* **Record extracts**:

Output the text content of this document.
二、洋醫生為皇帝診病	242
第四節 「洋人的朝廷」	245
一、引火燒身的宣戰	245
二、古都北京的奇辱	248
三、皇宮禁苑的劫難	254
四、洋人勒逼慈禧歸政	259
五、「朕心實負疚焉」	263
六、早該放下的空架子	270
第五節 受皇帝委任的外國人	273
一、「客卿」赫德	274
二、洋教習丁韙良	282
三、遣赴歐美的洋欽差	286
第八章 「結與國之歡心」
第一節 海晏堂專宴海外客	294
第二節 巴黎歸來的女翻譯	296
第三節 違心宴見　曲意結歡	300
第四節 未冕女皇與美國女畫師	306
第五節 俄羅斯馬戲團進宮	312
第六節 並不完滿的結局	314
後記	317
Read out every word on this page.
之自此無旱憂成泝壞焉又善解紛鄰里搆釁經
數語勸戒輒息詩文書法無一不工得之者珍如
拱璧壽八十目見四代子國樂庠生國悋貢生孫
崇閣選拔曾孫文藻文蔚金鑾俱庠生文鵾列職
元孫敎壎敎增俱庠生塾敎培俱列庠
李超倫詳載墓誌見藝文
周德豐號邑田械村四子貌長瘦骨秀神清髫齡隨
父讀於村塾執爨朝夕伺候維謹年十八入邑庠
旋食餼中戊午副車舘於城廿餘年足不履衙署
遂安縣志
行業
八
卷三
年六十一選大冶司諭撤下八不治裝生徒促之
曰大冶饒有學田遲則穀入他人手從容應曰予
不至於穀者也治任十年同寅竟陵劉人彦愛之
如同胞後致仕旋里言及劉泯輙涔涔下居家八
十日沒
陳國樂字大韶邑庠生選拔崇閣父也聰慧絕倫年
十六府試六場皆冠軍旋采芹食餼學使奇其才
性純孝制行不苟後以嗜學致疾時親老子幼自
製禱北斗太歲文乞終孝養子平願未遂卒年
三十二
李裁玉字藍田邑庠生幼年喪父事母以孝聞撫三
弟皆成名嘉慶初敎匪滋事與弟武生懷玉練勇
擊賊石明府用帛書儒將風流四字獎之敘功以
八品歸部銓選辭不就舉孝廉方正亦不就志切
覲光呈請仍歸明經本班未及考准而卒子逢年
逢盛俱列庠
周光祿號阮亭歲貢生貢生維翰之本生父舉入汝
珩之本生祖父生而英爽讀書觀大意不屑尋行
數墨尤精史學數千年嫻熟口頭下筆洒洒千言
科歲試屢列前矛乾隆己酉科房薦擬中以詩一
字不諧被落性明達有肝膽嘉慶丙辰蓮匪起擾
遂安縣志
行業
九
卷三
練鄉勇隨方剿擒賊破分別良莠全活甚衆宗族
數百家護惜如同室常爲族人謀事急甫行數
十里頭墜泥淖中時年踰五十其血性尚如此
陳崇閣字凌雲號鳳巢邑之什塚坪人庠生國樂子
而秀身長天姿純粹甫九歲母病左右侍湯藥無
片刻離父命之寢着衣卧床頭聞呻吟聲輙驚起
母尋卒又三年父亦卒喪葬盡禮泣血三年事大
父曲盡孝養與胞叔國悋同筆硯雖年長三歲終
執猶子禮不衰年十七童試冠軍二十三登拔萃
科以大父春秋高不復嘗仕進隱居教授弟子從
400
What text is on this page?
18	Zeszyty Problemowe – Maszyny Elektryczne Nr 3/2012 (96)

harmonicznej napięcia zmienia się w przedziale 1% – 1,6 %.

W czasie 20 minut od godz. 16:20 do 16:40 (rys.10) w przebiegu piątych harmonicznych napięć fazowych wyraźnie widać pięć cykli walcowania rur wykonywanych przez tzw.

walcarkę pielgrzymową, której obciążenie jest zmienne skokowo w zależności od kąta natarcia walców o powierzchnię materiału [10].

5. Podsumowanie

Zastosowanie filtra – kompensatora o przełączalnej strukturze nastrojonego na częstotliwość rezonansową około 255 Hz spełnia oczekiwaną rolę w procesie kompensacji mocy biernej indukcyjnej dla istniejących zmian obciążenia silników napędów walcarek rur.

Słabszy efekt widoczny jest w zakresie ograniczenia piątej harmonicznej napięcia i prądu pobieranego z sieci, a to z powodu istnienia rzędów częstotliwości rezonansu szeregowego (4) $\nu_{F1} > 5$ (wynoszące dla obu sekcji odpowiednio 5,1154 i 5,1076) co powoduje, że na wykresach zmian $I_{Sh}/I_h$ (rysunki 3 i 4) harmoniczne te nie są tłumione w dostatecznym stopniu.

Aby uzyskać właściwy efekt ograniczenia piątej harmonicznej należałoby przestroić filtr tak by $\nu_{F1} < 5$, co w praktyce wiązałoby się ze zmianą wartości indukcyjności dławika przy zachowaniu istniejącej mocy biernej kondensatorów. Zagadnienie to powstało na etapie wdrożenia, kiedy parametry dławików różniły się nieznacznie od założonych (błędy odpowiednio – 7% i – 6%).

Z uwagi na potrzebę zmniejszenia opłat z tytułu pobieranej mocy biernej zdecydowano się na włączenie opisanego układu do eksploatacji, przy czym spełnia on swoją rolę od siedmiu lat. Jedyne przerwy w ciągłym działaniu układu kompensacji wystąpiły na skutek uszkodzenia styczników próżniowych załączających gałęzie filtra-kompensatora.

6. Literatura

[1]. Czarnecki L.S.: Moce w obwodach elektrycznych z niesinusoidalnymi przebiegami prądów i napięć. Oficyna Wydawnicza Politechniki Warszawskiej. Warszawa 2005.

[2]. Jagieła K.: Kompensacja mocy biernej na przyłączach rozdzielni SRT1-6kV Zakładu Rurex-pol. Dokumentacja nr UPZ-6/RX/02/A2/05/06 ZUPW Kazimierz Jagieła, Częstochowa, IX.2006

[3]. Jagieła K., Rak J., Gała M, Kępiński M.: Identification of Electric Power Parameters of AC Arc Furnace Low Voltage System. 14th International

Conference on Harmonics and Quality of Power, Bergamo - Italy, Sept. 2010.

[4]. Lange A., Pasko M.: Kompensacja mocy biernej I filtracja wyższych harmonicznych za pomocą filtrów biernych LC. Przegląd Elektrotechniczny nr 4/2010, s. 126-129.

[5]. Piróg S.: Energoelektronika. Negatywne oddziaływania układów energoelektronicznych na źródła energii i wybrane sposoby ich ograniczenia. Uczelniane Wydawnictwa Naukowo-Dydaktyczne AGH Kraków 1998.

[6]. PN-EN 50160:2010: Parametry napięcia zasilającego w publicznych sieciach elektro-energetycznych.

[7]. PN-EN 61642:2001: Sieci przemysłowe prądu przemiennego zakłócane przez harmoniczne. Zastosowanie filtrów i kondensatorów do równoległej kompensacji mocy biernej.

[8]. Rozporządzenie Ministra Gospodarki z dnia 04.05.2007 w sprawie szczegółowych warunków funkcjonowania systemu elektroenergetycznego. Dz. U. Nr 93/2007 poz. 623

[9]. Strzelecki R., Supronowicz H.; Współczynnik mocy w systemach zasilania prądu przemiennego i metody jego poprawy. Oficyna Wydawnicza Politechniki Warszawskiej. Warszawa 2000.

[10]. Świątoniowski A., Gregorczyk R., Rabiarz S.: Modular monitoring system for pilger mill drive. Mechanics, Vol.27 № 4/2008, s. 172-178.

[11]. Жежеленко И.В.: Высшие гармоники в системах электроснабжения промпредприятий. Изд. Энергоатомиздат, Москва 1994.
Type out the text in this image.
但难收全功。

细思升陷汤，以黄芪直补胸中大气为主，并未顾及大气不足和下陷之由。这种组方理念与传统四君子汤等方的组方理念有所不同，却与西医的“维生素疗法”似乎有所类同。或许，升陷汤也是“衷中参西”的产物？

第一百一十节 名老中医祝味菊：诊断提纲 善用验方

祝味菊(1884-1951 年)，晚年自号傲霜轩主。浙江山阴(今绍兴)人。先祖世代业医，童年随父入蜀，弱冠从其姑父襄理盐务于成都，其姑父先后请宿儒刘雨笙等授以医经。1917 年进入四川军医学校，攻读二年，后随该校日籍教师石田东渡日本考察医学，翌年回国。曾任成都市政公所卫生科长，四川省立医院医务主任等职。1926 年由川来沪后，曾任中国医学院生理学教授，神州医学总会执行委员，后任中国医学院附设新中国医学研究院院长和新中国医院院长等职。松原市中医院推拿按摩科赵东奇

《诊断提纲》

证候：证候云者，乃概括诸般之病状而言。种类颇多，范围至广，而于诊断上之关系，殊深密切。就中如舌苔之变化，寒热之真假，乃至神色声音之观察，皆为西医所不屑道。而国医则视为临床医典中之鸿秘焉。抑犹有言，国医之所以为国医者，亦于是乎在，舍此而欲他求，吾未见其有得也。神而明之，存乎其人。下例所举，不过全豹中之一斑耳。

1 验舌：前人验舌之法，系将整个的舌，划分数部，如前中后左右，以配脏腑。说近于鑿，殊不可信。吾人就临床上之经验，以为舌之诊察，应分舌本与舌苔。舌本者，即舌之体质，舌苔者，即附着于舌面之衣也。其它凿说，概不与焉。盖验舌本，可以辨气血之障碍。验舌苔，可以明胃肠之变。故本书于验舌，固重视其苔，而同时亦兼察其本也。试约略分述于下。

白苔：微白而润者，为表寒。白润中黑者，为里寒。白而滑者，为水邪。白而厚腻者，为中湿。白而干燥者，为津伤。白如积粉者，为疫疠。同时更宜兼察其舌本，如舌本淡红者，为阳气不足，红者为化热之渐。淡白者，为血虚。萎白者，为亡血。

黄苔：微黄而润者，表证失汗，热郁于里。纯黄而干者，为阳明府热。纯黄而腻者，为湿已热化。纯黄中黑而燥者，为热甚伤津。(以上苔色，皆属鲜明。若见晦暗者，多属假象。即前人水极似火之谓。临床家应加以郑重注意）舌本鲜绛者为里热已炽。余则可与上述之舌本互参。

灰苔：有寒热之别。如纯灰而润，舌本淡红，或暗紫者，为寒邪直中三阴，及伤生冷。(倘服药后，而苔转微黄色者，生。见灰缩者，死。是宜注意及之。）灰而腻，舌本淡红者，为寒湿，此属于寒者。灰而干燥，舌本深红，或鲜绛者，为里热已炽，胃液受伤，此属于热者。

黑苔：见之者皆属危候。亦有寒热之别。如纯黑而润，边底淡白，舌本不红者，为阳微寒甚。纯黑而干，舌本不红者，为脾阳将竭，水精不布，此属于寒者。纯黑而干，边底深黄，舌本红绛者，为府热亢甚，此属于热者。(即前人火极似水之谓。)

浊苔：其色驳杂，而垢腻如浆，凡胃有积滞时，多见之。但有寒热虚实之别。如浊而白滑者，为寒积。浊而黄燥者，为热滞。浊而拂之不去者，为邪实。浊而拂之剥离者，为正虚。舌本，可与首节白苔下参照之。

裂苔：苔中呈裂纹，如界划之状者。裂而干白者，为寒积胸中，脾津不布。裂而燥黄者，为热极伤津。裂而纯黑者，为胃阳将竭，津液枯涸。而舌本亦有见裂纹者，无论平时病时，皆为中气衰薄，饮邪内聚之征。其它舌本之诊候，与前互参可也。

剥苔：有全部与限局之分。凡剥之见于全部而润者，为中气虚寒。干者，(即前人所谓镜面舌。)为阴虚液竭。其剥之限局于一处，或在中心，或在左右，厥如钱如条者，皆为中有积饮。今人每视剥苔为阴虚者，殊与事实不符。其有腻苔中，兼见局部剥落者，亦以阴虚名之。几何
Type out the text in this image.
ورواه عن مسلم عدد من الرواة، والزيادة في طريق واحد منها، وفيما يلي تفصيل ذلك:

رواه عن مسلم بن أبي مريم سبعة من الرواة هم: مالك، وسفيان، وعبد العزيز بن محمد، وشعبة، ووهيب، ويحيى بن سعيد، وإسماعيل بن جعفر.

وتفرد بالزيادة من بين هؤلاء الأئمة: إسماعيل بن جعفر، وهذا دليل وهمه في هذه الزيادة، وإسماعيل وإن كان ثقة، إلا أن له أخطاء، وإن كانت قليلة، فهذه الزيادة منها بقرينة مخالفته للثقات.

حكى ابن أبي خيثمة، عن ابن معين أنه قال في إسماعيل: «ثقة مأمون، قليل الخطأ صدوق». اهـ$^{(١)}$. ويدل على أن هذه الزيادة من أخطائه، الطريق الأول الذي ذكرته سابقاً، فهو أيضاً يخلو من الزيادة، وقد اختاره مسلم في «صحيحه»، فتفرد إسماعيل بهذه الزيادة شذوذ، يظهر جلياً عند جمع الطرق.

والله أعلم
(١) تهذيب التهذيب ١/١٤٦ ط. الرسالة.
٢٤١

* **Task statement**:
List each line in the listing that contains the string "jest".

* **Result of this exercise**:
walcarkę pielgrzymową, której obciążenie jest zmienne skokowo w zależności od kąta natarcia walców o powierzchnię materiału [10].
Słabszy efekt widoczny jest w zakresie ograniczenia piątej harmonicznej napięcia i prądu pobieranego z sieci, a to z powodu istnienia rzędów częstotliwości rezonansu szeregowego (4) $\nu_{F1} > 5$ (wynoszące dla obu sekcji odpowiednio 5,1154 i 5,1076) co powoduje, że na wykresach zmian $I_{Sh}/I_h$ (rysunki 3 i 4) harmoniczne te nie są tłumione w dostatecznym stopniu.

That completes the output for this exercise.